Collected data entries:

^^^^^^^^^^^^^^^^

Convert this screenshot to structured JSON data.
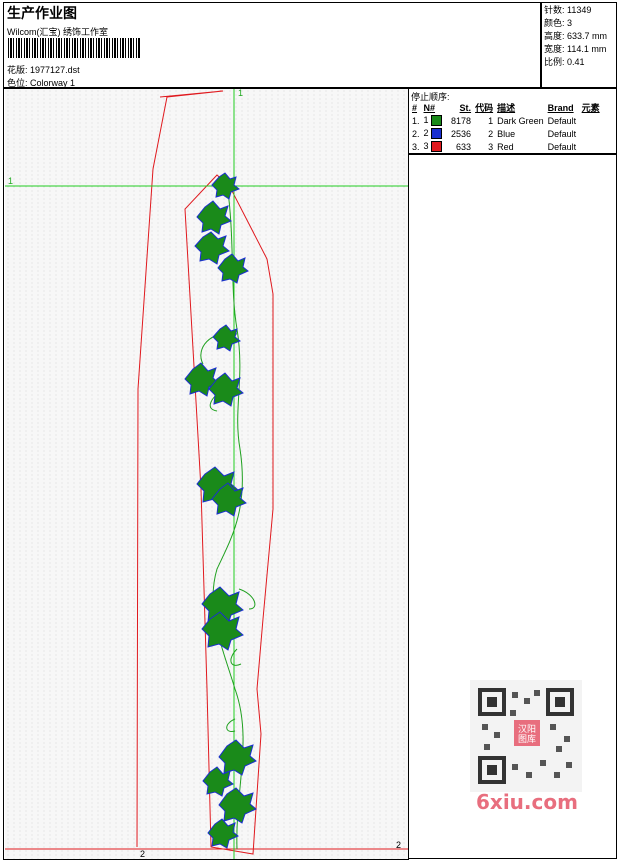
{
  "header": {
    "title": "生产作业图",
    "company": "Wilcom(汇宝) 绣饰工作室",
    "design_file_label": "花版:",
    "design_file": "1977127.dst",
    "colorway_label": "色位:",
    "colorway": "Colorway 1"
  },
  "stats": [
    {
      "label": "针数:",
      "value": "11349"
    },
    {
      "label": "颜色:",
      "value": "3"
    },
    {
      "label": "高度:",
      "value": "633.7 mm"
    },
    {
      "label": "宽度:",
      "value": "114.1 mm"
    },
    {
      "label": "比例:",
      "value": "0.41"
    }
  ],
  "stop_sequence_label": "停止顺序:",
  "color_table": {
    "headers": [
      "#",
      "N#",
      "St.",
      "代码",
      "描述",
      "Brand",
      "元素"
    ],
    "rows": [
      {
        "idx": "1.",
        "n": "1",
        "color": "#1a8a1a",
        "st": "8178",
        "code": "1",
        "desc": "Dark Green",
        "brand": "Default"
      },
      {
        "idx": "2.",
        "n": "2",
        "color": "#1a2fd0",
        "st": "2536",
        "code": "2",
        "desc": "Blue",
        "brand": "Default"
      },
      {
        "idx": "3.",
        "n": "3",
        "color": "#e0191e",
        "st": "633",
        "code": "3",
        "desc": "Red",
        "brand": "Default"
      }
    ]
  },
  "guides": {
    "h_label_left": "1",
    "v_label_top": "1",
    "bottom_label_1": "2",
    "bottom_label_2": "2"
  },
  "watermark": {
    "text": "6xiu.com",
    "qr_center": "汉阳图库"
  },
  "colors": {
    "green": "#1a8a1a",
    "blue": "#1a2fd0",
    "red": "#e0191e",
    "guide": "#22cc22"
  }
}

^^^^^^^^^^^^^^^^

Given problem - Copy the data character for character, but drop all pictures from the copy.

Final answer -
Convert this screenshot to structured JSON data.
{
  "header": {
    "title": "生产作业图",
    "company": "Wilcom(汇宝) 绣饰工作室",
    "design_file_label": "花版:",
    "design_file": "1977127.dst",
    "colorway_label": "色位:",
    "colorway": "Colorway 1"
  },
  "stats": [
    {
      "label": "针数:",
      "value": "11349"
    },
    {
      "label": "颜色:",
      "value": "3"
    },
    {
      "label": "高度:",
      "value": "633.7 mm"
    },
    {
      "label": "宽度:",
      "value": "114.1 mm"
    },
    {
      "label": "比例:",
      "value": "0.41"
    }
  ],
  "stop_sequence_label": "停止顺序:",
  "color_table": {
    "headers": [
      "#",
      "N#",
      "St.",
      "代码",
      "描述",
      "Brand",
      "元素"
    ],
    "rows": [
      {
        "idx": "1.",
        "n": "1",
        "color": "#1a8a1a",
        "st": "8178",
        "code": "1",
        "desc": "Dark Green",
        "brand": "Default"
      },
      {
        "idx": "2.",
        "n": "2",
        "color": "#1a2fd0",
        "st": "2536",
        "code": "2",
        "desc": "Blue",
        "brand": "Default"
      },
      {
        "idx": "3.",
        "n": "3",
        "color": "#e0191e",
        "st": "633",
        "code": "3",
        "desc": "Red",
        "brand": "Default"
      }
    ]
  },
  "guides": {
    "h_label_left": "1",
    "v_label_top": "1",
    "bottom_label_1": "2",
    "bottom_label_2": "2"
  },
  "watermark": {
    "text": "6xiu.com",
    "qr_center": "汉阳图库"
  },
  "colors": {
    "green": "#1a8a1a",
    "blue": "#1a2fd0",
    "red": "#e0191e",
    "guide": "#22cc22"
  }
}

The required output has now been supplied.